— WHAT IS BEING ASKED —
Wherever the string "JSON" appears in the listing, copy that line.
** begin TASK INPUTS **
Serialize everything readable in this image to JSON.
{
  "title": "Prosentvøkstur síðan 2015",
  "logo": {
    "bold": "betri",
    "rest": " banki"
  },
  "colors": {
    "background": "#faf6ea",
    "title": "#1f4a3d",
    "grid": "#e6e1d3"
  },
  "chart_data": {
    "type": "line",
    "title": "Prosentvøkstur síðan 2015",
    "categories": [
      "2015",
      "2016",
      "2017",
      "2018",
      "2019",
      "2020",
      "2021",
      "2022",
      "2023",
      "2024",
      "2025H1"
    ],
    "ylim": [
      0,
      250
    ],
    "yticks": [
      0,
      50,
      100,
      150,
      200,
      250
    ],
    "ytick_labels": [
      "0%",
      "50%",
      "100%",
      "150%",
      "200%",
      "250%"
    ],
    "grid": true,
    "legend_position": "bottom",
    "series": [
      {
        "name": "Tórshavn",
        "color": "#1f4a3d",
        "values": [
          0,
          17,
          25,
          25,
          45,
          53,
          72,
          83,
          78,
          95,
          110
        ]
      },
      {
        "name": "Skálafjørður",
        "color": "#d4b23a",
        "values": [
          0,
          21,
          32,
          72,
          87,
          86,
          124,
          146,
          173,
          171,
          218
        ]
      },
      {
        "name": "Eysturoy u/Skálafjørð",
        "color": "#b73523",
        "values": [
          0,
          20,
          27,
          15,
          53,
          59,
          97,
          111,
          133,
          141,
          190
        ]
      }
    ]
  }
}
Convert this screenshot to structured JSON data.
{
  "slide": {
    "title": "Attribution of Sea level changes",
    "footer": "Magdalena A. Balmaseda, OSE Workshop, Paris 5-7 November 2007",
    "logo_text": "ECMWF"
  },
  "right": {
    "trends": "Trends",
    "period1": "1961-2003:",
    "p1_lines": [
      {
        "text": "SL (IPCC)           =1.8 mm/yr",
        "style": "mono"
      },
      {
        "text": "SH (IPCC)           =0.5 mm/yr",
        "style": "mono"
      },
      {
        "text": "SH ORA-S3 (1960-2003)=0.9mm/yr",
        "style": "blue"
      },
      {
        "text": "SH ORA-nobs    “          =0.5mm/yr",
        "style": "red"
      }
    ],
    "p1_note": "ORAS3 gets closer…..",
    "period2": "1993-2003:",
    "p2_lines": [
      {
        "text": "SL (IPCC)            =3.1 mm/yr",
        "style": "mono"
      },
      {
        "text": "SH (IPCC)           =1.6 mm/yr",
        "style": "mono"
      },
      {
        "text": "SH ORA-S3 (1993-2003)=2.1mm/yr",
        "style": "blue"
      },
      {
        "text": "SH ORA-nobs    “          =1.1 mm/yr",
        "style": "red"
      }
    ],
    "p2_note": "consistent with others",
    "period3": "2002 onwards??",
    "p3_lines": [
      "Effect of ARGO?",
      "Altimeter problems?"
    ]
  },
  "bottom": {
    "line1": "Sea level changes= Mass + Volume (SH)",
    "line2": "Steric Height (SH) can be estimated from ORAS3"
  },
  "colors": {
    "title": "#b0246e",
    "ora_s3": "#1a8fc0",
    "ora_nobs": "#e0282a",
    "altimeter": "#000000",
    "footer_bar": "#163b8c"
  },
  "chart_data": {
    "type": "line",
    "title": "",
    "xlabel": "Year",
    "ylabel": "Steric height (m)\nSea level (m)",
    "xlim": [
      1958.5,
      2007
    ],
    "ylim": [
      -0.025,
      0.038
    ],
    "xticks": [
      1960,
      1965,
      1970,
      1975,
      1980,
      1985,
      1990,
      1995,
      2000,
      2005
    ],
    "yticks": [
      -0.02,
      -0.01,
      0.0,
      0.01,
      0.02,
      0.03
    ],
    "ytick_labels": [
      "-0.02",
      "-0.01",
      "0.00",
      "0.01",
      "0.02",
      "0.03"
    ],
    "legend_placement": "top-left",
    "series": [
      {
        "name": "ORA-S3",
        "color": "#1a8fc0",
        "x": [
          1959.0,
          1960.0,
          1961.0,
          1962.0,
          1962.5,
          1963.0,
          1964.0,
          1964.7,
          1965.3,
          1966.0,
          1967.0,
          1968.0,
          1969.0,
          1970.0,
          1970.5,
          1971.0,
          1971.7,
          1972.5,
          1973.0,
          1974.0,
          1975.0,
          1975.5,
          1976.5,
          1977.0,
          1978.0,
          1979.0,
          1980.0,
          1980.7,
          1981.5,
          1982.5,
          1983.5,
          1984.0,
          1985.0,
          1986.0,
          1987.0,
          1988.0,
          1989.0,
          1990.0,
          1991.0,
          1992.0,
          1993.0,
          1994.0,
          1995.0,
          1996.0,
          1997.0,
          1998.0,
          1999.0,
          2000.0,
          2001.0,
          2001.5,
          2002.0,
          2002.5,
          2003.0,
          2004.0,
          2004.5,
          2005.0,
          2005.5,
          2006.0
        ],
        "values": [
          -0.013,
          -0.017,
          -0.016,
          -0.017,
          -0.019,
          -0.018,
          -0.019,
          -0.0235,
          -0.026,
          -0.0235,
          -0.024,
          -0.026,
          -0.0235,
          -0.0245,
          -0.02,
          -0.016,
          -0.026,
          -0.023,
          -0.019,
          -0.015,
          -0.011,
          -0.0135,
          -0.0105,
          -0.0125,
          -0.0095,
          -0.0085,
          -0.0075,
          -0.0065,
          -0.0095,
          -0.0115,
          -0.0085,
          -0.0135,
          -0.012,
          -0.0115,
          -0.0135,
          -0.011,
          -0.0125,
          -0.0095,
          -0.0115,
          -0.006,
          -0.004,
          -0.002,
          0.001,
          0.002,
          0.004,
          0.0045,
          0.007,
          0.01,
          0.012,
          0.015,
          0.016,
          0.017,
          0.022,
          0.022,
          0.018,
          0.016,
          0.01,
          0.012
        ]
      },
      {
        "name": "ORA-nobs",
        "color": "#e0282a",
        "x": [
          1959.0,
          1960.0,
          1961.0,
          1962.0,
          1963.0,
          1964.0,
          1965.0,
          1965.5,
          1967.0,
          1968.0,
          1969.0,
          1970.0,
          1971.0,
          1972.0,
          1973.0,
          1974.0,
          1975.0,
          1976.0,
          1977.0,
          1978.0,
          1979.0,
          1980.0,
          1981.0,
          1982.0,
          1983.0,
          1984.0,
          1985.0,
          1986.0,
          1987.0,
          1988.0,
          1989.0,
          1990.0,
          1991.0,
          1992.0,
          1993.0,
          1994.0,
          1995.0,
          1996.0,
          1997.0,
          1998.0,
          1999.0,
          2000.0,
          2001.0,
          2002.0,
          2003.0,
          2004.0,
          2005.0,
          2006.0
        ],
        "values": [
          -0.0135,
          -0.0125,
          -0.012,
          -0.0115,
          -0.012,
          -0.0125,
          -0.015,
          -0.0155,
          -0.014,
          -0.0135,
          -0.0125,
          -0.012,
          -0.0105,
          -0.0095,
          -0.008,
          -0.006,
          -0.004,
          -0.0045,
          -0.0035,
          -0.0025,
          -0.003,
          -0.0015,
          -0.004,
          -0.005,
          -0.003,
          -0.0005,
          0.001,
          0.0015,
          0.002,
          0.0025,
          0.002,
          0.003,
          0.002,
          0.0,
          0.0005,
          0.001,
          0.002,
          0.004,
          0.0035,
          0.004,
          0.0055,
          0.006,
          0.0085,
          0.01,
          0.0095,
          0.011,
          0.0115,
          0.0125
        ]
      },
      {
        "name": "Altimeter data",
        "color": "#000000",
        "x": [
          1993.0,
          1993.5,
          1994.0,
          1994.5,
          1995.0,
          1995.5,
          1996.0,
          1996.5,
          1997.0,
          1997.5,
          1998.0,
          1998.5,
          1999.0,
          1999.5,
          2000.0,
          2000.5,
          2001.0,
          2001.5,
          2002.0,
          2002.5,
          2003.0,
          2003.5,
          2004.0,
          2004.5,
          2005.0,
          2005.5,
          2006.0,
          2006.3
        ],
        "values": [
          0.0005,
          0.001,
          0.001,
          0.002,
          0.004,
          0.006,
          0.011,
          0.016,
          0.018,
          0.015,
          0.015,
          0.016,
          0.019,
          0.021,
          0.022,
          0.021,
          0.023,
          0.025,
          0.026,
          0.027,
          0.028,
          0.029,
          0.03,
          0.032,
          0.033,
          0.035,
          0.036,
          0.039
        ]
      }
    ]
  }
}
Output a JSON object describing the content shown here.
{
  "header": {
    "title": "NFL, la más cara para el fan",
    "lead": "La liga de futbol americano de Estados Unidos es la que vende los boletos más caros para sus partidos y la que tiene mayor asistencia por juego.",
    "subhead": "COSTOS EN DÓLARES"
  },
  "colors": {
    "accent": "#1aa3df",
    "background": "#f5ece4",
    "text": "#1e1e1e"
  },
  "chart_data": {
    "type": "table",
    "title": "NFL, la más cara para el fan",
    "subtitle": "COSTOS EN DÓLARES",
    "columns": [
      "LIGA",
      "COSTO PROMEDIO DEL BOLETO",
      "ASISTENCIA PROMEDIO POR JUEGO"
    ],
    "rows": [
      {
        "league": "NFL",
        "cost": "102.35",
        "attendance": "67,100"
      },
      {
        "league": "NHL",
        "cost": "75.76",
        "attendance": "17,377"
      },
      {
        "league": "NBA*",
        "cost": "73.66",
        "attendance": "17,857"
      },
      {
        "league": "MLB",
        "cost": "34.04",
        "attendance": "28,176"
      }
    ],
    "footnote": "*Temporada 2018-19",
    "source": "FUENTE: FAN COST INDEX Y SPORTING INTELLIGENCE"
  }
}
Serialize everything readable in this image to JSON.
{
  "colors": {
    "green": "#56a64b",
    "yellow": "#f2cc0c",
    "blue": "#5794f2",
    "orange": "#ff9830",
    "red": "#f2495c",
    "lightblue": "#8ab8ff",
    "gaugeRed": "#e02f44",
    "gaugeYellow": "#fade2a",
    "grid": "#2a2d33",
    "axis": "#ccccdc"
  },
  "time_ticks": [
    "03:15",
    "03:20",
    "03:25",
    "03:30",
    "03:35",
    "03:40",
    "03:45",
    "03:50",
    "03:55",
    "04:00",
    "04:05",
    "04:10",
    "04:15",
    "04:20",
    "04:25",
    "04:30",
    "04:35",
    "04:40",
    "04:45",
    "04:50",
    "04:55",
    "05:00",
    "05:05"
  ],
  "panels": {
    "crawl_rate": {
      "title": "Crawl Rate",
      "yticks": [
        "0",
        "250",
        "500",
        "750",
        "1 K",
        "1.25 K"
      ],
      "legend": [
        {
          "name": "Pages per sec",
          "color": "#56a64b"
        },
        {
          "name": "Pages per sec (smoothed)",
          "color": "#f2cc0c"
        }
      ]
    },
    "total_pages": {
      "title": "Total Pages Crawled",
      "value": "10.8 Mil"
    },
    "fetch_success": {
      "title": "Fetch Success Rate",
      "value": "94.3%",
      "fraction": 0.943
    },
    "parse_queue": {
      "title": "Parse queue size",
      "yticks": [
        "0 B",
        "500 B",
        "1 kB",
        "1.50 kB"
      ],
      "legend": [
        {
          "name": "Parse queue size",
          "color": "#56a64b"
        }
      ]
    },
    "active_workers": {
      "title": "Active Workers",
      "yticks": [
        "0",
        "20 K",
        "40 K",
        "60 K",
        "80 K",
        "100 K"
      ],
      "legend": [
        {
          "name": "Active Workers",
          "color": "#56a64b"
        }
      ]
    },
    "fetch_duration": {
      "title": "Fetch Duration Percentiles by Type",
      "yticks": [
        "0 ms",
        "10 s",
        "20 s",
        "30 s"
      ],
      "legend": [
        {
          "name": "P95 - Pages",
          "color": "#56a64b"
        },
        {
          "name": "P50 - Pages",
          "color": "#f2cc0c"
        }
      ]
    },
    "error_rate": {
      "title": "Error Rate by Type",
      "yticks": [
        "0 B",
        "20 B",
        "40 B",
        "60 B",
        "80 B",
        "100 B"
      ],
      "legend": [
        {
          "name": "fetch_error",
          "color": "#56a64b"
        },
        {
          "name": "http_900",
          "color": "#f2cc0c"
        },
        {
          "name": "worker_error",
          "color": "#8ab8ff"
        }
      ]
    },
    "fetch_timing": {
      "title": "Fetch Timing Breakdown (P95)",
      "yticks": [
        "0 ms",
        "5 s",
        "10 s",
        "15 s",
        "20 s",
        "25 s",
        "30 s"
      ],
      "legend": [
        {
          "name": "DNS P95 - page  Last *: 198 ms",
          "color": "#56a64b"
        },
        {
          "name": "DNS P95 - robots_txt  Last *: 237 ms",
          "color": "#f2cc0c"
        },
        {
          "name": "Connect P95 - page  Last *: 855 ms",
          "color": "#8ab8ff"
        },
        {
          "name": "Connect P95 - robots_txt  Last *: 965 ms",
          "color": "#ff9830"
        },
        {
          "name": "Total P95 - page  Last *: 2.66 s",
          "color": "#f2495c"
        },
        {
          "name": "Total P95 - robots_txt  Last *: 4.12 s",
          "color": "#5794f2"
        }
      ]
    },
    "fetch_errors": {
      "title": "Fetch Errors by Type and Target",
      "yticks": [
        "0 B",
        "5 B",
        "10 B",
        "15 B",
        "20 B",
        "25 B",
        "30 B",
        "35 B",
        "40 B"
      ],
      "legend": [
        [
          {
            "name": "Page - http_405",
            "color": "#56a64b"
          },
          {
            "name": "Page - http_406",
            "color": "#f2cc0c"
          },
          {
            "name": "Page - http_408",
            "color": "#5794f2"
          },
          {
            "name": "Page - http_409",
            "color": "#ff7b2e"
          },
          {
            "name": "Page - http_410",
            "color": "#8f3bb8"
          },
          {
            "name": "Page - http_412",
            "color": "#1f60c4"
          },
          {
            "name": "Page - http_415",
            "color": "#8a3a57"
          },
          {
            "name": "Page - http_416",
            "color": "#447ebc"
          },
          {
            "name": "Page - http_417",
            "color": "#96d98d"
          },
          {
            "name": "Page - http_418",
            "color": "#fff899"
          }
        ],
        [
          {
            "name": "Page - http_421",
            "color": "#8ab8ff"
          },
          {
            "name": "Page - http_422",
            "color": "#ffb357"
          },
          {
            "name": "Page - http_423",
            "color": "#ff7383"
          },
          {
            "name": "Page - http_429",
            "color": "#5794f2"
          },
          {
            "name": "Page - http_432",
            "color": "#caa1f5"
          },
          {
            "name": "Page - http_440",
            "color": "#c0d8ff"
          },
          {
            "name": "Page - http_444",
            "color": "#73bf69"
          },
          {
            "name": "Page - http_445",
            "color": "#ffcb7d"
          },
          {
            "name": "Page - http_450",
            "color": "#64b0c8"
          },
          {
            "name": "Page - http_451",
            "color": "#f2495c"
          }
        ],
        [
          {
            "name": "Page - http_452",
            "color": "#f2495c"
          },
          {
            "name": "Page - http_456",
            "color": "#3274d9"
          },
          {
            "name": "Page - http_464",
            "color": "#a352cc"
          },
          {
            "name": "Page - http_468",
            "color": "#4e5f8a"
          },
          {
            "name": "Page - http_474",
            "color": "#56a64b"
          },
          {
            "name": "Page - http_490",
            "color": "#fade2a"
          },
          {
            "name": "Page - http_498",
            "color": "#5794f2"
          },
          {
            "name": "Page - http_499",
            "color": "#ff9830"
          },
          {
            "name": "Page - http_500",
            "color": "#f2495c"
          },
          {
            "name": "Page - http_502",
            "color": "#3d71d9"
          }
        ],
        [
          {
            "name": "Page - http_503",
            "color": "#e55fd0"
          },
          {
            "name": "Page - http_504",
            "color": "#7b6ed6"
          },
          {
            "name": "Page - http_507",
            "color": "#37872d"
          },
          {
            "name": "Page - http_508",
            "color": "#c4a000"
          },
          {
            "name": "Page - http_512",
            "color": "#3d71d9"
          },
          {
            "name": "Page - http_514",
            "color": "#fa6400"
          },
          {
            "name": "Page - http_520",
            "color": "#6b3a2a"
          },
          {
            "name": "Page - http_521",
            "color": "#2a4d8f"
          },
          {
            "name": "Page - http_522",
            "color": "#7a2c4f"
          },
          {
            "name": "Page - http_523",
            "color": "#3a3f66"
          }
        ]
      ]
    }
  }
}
** end TASK INPUTS **
— RESULT —
Serialize everything readable in this image to JSON.
Convert this screenshot to structured JSON data.
Output a JSON object describing the content shown here.
Serialize everything readable in this image to JSON.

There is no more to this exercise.